→ What you need to do: Give the number of lines below that contain "text", with no other output.

(Entries taken from a collection)
►

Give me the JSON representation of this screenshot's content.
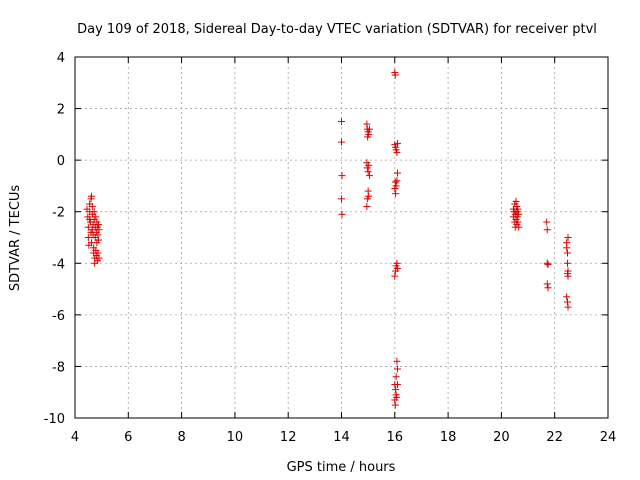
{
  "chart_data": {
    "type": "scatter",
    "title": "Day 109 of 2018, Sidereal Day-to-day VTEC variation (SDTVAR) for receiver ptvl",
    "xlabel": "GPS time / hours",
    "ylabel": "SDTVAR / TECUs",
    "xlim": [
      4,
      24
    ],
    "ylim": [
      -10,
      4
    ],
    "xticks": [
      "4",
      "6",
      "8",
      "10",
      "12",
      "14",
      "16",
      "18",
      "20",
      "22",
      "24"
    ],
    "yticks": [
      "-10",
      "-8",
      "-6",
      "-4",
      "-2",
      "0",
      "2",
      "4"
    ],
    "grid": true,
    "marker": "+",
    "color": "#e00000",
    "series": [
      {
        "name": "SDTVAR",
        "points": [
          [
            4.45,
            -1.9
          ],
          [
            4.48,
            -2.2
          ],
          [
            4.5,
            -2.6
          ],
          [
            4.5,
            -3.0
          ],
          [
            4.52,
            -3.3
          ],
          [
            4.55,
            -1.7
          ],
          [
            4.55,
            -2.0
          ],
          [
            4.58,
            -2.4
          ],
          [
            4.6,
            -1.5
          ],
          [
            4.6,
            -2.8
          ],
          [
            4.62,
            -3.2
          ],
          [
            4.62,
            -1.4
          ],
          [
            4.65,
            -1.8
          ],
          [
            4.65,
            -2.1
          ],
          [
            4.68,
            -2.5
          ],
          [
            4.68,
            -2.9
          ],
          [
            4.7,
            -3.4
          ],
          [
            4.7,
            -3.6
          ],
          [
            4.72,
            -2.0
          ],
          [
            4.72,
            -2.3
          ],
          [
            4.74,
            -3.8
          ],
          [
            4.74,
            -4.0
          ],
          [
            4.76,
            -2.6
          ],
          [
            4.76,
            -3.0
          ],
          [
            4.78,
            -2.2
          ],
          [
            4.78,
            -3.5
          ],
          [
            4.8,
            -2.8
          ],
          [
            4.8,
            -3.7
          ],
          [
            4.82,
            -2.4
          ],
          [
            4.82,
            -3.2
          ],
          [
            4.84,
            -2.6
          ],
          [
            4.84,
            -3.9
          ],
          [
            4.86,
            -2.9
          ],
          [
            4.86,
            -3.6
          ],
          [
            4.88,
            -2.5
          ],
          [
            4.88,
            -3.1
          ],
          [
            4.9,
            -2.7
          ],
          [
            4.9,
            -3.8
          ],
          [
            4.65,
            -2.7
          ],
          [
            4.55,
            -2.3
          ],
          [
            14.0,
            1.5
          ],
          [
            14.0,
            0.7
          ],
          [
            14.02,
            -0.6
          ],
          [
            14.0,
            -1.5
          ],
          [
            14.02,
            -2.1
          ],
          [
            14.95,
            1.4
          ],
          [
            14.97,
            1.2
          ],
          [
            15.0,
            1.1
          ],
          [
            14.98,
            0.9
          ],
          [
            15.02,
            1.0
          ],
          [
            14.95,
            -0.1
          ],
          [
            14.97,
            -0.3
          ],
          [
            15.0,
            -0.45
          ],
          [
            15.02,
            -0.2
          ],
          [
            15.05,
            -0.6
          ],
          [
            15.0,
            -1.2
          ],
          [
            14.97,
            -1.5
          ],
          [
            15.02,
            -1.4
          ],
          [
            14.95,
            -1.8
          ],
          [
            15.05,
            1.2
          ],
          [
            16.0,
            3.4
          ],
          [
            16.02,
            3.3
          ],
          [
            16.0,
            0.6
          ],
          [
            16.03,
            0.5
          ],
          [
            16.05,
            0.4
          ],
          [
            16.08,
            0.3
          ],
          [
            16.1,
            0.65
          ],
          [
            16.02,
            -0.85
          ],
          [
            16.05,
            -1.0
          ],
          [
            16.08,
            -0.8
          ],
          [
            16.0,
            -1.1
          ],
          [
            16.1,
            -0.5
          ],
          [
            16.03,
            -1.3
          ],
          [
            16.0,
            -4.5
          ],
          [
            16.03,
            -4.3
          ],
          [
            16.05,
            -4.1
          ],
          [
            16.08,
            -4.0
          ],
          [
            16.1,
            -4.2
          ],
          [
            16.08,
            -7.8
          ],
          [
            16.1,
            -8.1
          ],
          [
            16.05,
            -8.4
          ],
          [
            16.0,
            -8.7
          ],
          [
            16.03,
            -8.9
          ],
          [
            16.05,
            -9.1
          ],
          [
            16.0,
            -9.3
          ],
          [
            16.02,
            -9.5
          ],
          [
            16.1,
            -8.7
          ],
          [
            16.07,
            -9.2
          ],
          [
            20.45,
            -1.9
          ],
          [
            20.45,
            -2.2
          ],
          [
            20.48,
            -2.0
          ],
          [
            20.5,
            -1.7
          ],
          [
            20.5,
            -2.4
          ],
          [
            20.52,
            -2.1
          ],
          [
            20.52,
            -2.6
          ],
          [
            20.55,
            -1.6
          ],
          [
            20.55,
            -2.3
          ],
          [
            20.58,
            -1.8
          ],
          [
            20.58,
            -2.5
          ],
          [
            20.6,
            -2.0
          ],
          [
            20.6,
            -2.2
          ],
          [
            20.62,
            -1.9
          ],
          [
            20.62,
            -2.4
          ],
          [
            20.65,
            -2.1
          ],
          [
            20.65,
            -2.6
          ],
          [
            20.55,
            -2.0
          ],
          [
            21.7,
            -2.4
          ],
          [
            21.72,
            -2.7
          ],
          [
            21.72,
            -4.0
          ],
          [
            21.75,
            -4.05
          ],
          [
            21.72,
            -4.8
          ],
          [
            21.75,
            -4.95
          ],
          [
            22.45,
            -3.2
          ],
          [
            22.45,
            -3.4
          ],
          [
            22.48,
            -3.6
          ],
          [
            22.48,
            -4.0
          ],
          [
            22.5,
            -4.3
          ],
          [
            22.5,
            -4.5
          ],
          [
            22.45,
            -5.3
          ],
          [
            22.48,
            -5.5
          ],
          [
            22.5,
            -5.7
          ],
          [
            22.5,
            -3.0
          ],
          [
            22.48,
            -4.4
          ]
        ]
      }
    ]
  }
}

◄
►

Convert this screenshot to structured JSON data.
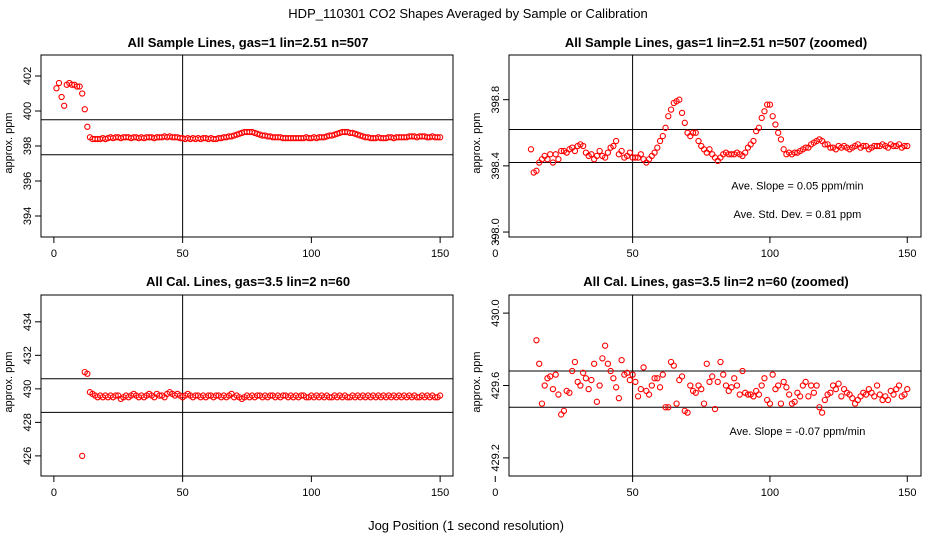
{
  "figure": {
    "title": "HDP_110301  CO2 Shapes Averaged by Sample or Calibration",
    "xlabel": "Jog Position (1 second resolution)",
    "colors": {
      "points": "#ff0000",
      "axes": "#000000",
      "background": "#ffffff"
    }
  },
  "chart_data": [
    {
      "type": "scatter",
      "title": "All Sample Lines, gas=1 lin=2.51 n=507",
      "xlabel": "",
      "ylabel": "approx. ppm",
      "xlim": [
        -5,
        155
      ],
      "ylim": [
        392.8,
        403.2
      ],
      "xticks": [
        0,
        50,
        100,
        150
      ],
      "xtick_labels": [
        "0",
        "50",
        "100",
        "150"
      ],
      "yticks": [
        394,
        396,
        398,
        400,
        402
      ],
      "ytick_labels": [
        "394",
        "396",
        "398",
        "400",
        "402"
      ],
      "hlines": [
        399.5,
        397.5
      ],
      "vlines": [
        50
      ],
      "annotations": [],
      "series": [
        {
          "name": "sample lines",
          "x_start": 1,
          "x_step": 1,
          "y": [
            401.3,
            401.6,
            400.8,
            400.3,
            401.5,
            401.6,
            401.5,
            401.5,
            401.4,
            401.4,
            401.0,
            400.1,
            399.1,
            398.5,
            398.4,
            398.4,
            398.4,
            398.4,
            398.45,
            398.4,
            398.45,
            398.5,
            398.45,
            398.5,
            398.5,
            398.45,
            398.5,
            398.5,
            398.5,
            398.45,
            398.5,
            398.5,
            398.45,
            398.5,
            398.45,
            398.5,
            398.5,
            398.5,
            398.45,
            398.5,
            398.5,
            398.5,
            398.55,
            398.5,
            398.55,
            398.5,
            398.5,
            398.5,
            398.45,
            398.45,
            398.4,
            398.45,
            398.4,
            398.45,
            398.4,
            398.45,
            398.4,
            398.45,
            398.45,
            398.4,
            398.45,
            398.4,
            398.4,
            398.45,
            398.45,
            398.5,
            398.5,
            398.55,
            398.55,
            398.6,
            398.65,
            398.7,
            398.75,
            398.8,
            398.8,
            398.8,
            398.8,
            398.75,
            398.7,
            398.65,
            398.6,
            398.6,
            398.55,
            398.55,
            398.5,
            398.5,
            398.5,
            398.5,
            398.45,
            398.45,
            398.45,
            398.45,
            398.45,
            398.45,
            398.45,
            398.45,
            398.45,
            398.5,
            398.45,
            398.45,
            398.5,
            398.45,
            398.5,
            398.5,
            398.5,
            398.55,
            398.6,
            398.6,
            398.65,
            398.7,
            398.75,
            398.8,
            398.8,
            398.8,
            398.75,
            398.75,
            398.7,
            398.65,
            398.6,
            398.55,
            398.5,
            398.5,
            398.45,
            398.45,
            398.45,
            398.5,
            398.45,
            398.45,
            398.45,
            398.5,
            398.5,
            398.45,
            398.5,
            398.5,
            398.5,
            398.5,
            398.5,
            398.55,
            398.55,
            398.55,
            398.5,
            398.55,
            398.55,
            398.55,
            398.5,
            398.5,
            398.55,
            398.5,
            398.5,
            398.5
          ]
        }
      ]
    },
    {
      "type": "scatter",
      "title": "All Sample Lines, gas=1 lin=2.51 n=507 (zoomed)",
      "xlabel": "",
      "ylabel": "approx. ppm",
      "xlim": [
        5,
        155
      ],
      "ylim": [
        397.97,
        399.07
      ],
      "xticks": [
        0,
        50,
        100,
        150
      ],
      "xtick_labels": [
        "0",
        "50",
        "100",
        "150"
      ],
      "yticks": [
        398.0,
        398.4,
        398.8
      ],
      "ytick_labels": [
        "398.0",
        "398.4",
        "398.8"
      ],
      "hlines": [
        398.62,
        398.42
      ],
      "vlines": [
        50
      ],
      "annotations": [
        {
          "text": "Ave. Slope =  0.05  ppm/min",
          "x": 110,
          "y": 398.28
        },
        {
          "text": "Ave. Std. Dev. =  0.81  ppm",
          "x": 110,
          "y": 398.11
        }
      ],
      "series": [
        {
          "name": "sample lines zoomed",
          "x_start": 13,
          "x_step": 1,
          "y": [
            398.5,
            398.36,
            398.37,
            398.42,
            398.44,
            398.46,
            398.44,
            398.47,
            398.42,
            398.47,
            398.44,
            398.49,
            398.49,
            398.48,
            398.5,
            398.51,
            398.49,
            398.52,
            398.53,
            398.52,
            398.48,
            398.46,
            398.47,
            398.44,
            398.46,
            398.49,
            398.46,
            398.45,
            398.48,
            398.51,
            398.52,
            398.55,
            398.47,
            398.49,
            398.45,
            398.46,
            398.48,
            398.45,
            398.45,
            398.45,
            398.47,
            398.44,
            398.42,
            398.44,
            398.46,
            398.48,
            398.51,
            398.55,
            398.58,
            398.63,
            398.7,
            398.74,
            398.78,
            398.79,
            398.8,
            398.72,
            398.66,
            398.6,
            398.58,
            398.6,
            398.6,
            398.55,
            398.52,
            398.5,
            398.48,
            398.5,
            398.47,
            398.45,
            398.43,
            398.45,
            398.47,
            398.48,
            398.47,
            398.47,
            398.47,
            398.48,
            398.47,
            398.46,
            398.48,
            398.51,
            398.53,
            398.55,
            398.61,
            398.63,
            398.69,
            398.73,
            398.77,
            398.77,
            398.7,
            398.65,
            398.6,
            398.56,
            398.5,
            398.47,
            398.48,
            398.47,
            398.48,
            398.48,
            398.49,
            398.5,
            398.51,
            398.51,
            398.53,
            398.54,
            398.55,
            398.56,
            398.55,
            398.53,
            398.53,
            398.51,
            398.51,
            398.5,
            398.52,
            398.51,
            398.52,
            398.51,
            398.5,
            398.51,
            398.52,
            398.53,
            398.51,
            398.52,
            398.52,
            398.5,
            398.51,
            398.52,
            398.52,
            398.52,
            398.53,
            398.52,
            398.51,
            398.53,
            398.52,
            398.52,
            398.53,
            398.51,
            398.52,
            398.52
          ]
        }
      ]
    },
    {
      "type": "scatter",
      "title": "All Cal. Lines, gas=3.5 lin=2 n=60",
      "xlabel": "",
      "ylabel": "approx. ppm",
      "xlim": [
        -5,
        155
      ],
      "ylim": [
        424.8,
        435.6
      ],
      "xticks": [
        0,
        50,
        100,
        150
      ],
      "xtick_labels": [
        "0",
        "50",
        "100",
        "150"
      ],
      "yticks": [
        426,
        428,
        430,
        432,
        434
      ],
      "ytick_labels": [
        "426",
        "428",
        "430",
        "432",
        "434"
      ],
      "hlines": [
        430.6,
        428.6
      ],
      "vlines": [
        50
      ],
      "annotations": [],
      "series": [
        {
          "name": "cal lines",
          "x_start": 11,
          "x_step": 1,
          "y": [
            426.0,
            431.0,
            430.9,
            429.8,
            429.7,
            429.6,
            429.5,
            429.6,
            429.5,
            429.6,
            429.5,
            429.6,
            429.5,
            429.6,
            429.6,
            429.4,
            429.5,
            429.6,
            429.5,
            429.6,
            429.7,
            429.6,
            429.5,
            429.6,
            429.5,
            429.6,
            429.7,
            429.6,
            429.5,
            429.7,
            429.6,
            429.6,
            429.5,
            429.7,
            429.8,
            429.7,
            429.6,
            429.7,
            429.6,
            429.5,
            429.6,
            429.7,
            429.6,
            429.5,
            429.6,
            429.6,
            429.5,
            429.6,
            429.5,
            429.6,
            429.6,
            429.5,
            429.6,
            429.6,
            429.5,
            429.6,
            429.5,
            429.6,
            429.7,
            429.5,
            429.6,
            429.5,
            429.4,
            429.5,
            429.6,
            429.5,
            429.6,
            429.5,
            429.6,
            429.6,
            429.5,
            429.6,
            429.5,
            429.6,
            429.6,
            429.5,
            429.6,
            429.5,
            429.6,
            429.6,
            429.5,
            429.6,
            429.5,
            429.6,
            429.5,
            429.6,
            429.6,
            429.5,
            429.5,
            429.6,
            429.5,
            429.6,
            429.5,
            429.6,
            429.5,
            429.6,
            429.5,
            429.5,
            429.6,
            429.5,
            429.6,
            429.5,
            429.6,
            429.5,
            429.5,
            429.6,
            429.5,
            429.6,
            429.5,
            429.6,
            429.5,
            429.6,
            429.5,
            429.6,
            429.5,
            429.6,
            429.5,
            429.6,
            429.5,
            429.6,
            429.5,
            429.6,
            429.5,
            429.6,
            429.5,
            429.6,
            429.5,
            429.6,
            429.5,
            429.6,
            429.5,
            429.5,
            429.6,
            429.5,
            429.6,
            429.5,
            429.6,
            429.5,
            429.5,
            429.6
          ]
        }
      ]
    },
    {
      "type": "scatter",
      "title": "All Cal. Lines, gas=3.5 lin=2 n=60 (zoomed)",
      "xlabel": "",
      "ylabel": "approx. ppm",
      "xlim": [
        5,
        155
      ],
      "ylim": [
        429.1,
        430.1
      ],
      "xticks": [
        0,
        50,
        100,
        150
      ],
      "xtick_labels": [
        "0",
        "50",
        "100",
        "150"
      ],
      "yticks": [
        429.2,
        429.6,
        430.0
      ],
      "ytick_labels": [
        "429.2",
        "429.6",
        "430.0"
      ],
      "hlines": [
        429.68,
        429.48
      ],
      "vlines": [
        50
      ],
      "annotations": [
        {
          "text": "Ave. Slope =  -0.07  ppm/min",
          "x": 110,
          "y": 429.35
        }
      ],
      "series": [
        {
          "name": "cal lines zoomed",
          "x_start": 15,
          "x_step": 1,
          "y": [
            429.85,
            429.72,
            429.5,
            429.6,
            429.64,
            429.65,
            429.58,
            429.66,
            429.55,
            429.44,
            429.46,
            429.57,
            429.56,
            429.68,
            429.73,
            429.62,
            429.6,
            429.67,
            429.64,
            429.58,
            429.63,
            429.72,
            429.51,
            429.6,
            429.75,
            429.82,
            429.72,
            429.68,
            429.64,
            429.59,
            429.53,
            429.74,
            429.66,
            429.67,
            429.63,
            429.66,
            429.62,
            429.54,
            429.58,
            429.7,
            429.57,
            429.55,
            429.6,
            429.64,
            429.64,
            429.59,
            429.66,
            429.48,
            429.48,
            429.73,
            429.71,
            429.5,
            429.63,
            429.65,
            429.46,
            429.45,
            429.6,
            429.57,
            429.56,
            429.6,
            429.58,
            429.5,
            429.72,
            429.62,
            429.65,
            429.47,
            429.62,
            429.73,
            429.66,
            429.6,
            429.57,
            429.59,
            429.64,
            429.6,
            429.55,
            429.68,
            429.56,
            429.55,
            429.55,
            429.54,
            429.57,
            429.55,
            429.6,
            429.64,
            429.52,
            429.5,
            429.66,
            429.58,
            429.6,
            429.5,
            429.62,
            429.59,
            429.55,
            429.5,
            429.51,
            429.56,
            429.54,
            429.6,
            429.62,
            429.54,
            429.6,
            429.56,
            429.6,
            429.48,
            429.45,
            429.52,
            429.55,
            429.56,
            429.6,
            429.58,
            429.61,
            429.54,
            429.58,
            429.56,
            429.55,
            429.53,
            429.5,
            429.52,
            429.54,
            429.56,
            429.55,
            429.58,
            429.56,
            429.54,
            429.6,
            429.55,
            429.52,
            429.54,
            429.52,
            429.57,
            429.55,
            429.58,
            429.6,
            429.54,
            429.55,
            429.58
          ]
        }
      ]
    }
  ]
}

◄

→ Response to the task: 3